Will you output all of the data below exactly, omitting the images?

Records excerpted from a collection
[BEGIN]
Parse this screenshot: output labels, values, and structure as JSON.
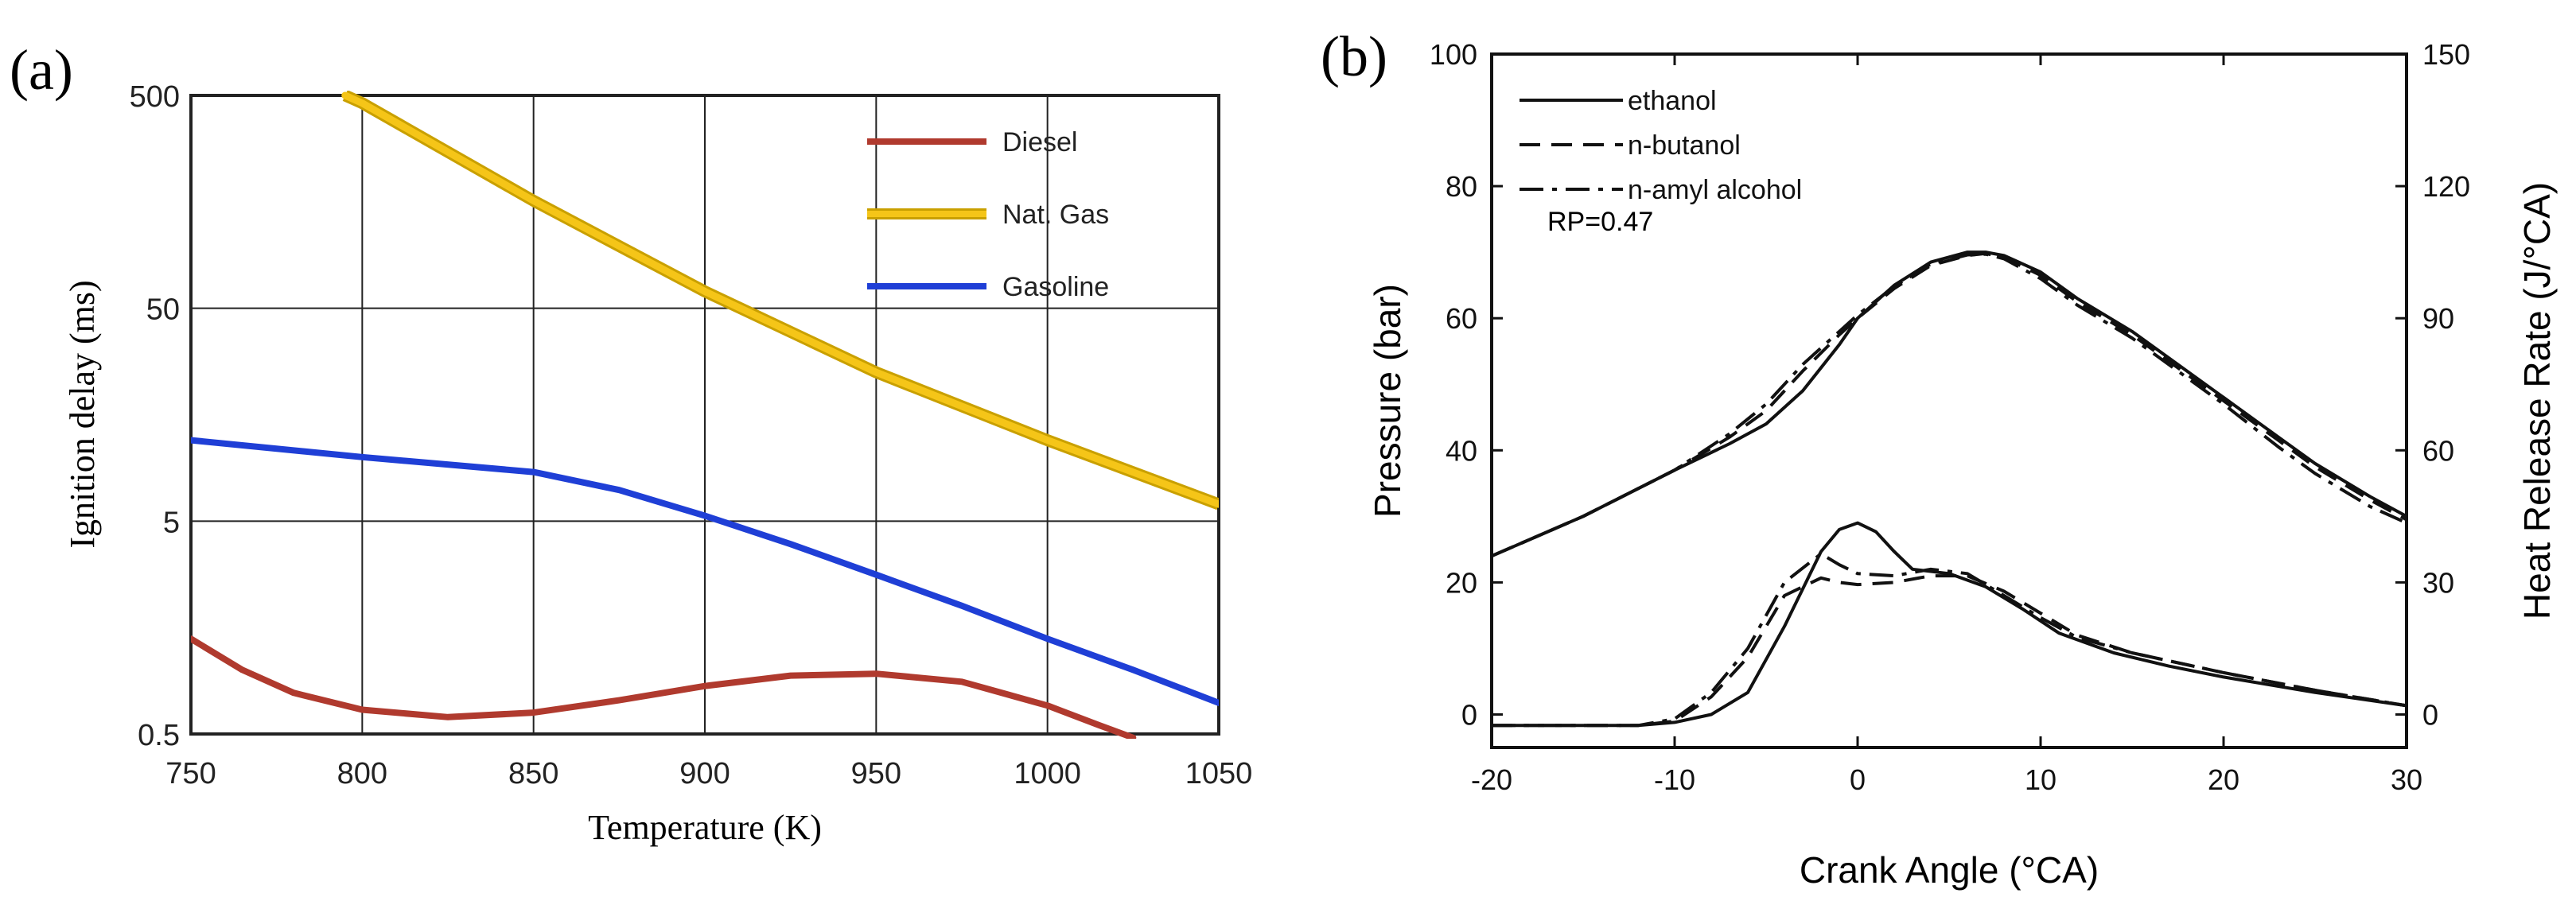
{
  "chart_data": [
    {
      "panel_label": "(a)",
      "type": "line",
      "xlabel": "Temperature (K)",
      "ylabel": "Ignition delay (ms)",
      "xlim": [
        750,
        1050
      ],
      "ylim": [
        0.5,
        500
      ],
      "yscale": "log",
      "xticks": [
        750,
        800,
        850,
        900,
        950,
        1000,
        1050
      ],
      "xtick_labels": [
        "750",
        "800",
        "850",
        "900",
        "950",
        "1000",
        "1050"
      ],
      "yticks": [
        0.5,
        5,
        50,
        500
      ],
      "ytick_labels": [
        "0.5",
        "5",
        "50",
        "500"
      ],
      "grid": true,
      "legend_position": "top-right",
      "series": [
        {
          "name": "Diesel",
          "color": "#b03a2e",
          "x": [
            750,
            765,
            780,
            800,
            825,
            850,
            875,
            900,
            925,
            950,
            975,
            1000,
            1015,
            1025
          ],
          "y": [
            1.4,
            1.0,
            0.78,
            0.65,
            0.6,
            0.63,
            0.72,
            0.84,
            0.94,
            0.96,
            0.88,
            0.68,
            0.55,
            0.48
          ]
        },
        {
          "name": "Nat. Gas",
          "color": "#f5c518",
          "x": [
            795,
            800,
            850,
            900,
            950,
            1000,
            1050
          ],
          "y": [
            500,
            460,
            160,
            60,
            25,
            12,
            6
          ]
        },
        {
          "name": "Gasoline",
          "color": "#1f3fd6",
          "x": [
            750,
            800,
            850,
            875,
            900,
            925,
            950,
            975,
            1000,
            1025,
            1050
          ],
          "y": [
            12,
            10,
            8.5,
            7.0,
            5.3,
            3.9,
            2.8,
            2.0,
            1.4,
            1.0,
            0.7
          ]
        }
      ]
    },
    {
      "panel_label": "(b)",
      "type": "line",
      "xlabel": "Crank Angle (°CA)",
      "ylabel": "Pressure (bar)",
      "y2label": "Heat Release Rate (J/°CA)",
      "xlim": [
        -20,
        30
      ],
      "ylim": [
        -5,
        100
      ],
      "y2lim": [
        -7.5,
        150
      ],
      "xticks": [
        -20,
        -10,
        0,
        10,
        20,
        30
      ],
      "xtick_labels": [
        "-20",
        "-10",
        "0",
        "10",
        "20",
        "30"
      ],
      "yticks": [
        0,
        20,
        40,
        60,
        80,
        100
      ],
      "ytick_labels": [
        "0",
        "20",
        "40",
        "60",
        "80",
        "100"
      ],
      "y2ticks": [
        0,
        30,
        60,
        90,
        120,
        150
      ],
      "y2tick_labels": [
        "0",
        "30",
        "60",
        "90",
        "120",
        "150"
      ],
      "grid": false,
      "legend_position": "top-left",
      "annotation": "RP=0.47",
      "pressure_series": [
        {
          "name": "ethanol",
          "dash": "solid",
          "x": [
            -20,
            -15,
            -10,
            -7,
            -5,
            -3,
            -1,
            0,
            2,
            4,
            6,
            7,
            8,
            10,
            12,
            15,
            18,
            20,
            23,
            25,
            28,
            30
          ],
          "y": [
            24,
            30,
            37,
            41,
            44,
            49,
            56,
            60,
            65,
            68.5,
            70,
            70,
            69.5,
            67,
            63,
            58,
            52,
            48,
            42,
            38,
            33,
            30
          ]
        },
        {
          "name": "n-butanol",
          "dash": "dashed",
          "x": [
            -20,
            -15,
            -10,
            -7,
            -5,
            -3,
            -1,
            0,
            2,
            4,
            6,
            7,
            8,
            10,
            12,
            15,
            18,
            20,
            23,
            25,
            28,
            30
          ],
          "y": [
            24,
            30,
            37,
            42,
            46,
            52,
            57.5,
            60,
            64.5,
            68,
            69.5,
            69.8,
            69.2,
            66.5,
            62.5,
            57.5,
            51.5,
            47.5,
            41.5,
            37.5,
            32.5,
            29.5
          ]
        },
        {
          "name": "n-amyl alcohol",
          "dash": "dashdot",
          "x": [
            -20,
            -15,
            -10,
            -7,
            -5,
            -3,
            -1,
            0,
            2,
            4,
            6,
            7,
            8,
            10,
            12,
            15,
            18,
            20,
            23,
            25,
            28,
            30
          ],
          "y": [
            24,
            30,
            37,
            42.5,
            47,
            53,
            58,
            60.5,
            64.8,
            68.2,
            69.6,
            69.7,
            69,
            66,
            62,
            57,
            51,
            47,
            40.5,
            36.5,
            31.5,
            29
          ]
        }
      ],
      "hrr_series": [
        {
          "name": "ethanol",
          "dash": "solid",
          "x": [
            -20,
            -12,
            -10,
            -8,
            -6,
            -4,
            -2,
            -1,
            0,
            1,
            2,
            3,
            5,
            7,
            9,
            11,
            14,
            17,
            20,
            25,
            30
          ],
          "y": [
            -2.5,
            -2.5,
            -1.8,
            0,
            5,
            20,
            37,
            42,
            43.5,
            41.5,
            37,
            33,
            32,
            29,
            24,
            18.5,
            14,
            11,
            8.5,
            5,
            2
          ]
        },
        {
          "name": "n-butanol",
          "dash": "dashed",
          "x": [
            -20,
            -12,
            -10,
            -8,
            -6,
            -4,
            -2,
            -1,
            0,
            2,
            4,
            6,
            8,
            10,
            12,
            15,
            20,
            25,
            30
          ],
          "y": [
            -2.5,
            -2.5,
            -1.5,
            4,
            13,
            27,
            31,
            30,
            29.5,
            30,
            31.5,
            31.5,
            28,
            23,
            18,
            14,
            9.5,
            5.5,
            2
          ]
        },
        {
          "name": "n-amyl alcohol",
          "dash": "dashdot",
          "x": [
            -20,
            -12,
            -10,
            -8,
            -6,
            -4,
            -2,
            -1,
            0,
            2,
            4,
            6,
            8,
            10,
            12,
            15,
            20,
            25,
            30
          ],
          "y": [
            -2.5,
            -2.5,
            -1,
            5,
            15,
            30,
            36.5,
            34,
            32,
            31.5,
            33,
            32,
            27,
            22,
            17.5,
            14,
            9.5,
            5.5,
            2
          ]
        }
      ]
    }
  ]
}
[END]
#### [Result of the task]
Parse this screenshot: output labels, values, and structure as JSON.
{
  "chart_data": [
    {
      "panel_label": "(a)",
      "type": "line",
      "xlabel": "Temperature (K)",
      "ylabel": "Ignition delay (ms)",
      "xlim": [
        750,
        1050
      ],
      "ylim": [
        0.5,
        500
      ],
      "yscale": "log",
      "xticks": [
        750,
        800,
        850,
        900,
        950,
        1000,
        1050
      ],
      "xtick_labels": [
        "750",
        "800",
        "850",
        "900",
        "950",
        "1000",
        "1050"
      ],
      "yticks": [
        0.5,
        5,
        50,
        500
      ],
      "ytick_labels": [
        "0.5",
        "5",
        "50",
        "500"
      ],
      "grid": true,
      "legend_position": "top-right",
      "series": [
        {
          "name": "Diesel",
          "color": "#b03a2e",
          "x": [
            750,
            765,
            780,
            800,
            825,
            850,
            875,
            900,
            925,
            950,
            975,
            1000,
            1015,
            1025
          ],
          "y": [
            1.4,
            1.0,
            0.78,
            0.65,
            0.6,
            0.63,
            0.72,
            0.84,
            0.94,
            0.96,
            0.88,
            0.68,
            0.55,
            0.48
          ]
        },
        {
          "name": "Nat. Gas",
          "color": "#f5c518",
          "x": [
            795,
            800,
            850,
            900,
            950,
            1000,
            1050
          ],
          "y": [
            500,
            460,
            160,
            60,
            25,
            12,
            6
          ]
        },
        {
          "name": "Gasoline",
          "color": "#1f3fd6",
          "x": [
            750,
            800,
            850,
            875,
            900,
            925,
            950,
            975,
            1000,
            1025,
            1050
          ],
          "y": [
            12,
            10,
            8.5,
            7.0,
            5.3,
            3.9,
            2.8,
            2.0,
            1.4,
            1.0,
            0.7
          ]
        }
      ]
    },
    {
      "panel_label": "(b)",
      "type": "line",
      "xlabel": "Crank Angle (°CA)",
      "ylabel": "Pressure (bar)",
      "y2label": "Heat Release Rate (J/°CA)",
      "xlim": [
        -20,
        30
      ],
      "ylim": [
        -5,
        100
      ],
      "y2lim": [
        -7.5,
        150
      ],
      "xticks": [
        -20,
        -10,
        0,
        10,
        20,
        30
      ],
      "xtick_labels": [
        "-20",
        "-10",
        "0",
        "10",
        "20",
        "30"
      ],
      "yticks": [
        0,
        20,
        40,
        60,
        80,
        100
      ],
      "ytick_labels": [
        "0",
        "20",
        "40",
        "60",
        "80",
        "100"
      ],
      "y2ticks": [
        0,
        30,
        60,
        90,
        120,
        150
      ],
      "y2tick_labels": [
        "0",
        "30",
        "60",
        "90",
        "120",
        "150"
      ],
      "grid": false,
      "legend_position": "top-left",
      "annotation": "RP=0.47",
      "pressure_series": [
        {
          "name": "ethanol",
          "dash": "solid",
          "x": [
            -20,
            -15,
            -10,
            -7,
            -5,
            -3,
            -1,
            0,
            2,
            4,
            6,
            7,
            8,
            10,
            12,
            15,
            18,
            20,
            23,
            25,
            28,
            30
          ],
          "y": [
            24,
            30,
            37,
            41,
            44,
            49,
            56,
            60,
            65,
            68.5,
            70,
            70,
            69.5,
            67,
            63,
            58,
            52,
            48,
            42,
            38,
            33,
            30
          ]
        },
        {
          "name": "n-butanol",
          "dash": "dashed",
          "x": [
            -20,
            -15,
            -10,
            -7,
            -5,
            -3,
            -1,
            0,
            2,
            4,
            6,
            7,
            8,
            10,
            12,
            15,
            18,
            20,
            23,
            25,
            28,
            30
          ],
          "y": [
            24,
            30,
            37,
            42,
            46,
            52,
            57.5,
            60,
            64.5,
            68,
            69.5,
            69.8,
            69.2,
            66.5,
            62.5,
            57.5,
            51.5,
            47.5,
            41.5,
            37.5,
            32.5,
            29.5
          ]
        },
        {
          "name": "n-amyl alcohol",
          "dash": "dashdot",
          "x": [
            -20,
            -15,
            -10,
            -7,
            -5,
            -3,
            -1,
            0,
            2,
            4,
            6,
            7,
            8,
            10,
            12,
            15,
            18,
            20,
            23,
            25,
            28,
            30
          ],
          "y": [
            24,
            30,
            37,
            42.5,
            47,
            53,
            58,
            60.5,
            64.8,
            68.2,
            69.6,
            69.7,
            69,
            66,
            62,
            57,
            51,
            47,
            40.5,
            36.5,
            31.5,
            29
          ]
        }
      ],
      "hrr_series": [
        {
          "name": "ethanol",
          "dash": "solid",
          "x": [
            -20,
            -12,
            -10,
            -8,
            -6,
            -4,
            -2,
            -1,
            0,
            1,
            2,
            3,
            5,
            7,
            9,
            11,
            14,
            17,
            20,
            25,
            30
          ],
          "y": [
            -2.5,
            -2.5,
            -1.8,
            0,
            5,
            20,
            37,
            42,
            43.5,
            41.5,
            37,
            33,
            32,
            29,
            24,
            18.5,
            14,
            11,
            8.5,
            5,
            2
          ]
        },
        {
          "name": "n-butanol",
          "dash": "dashed",
          "x": [
            -20,
            -12,
            -10,
            -8,
            -6,
            -4,
            -2,
            -1,
            0,
            2,
            4,
            6,
            8,
            10,
            12,
            15,
            20,
            25,
            30
          ],
          "y": [
            -2.5,
            -2.5,
            -1.5,
            4,
            13,
            27,
            31,
            30,
            29.5,
            30,
            31.5,
            31.5,
            28,
            23,
            18,
            14,
            9.5,
            5.5,
            2
          ]
        },
        {
          "name": "n-amyl alcohol",
          "dash": "dashdot",
          "x": [
            -20,
            -12,
            -10,
            -8,
            -6,
            -4,
            -2,
            -1,
            0,
            2,
            4,
            6,
            8,
            10,
            12,
            15,
            20,
            25,
            30
          ],
          "y": [
            -2.5,
            -2.5,
            -1,
            5,
            15,
            30,
            36.5,
            34,
            32,
            31.5,
            33,
            32,
            27,
            22,
            17.5,
            14,
            9.5,
            5.5,
            2
          ]
        }
      ]
    }
  ]
}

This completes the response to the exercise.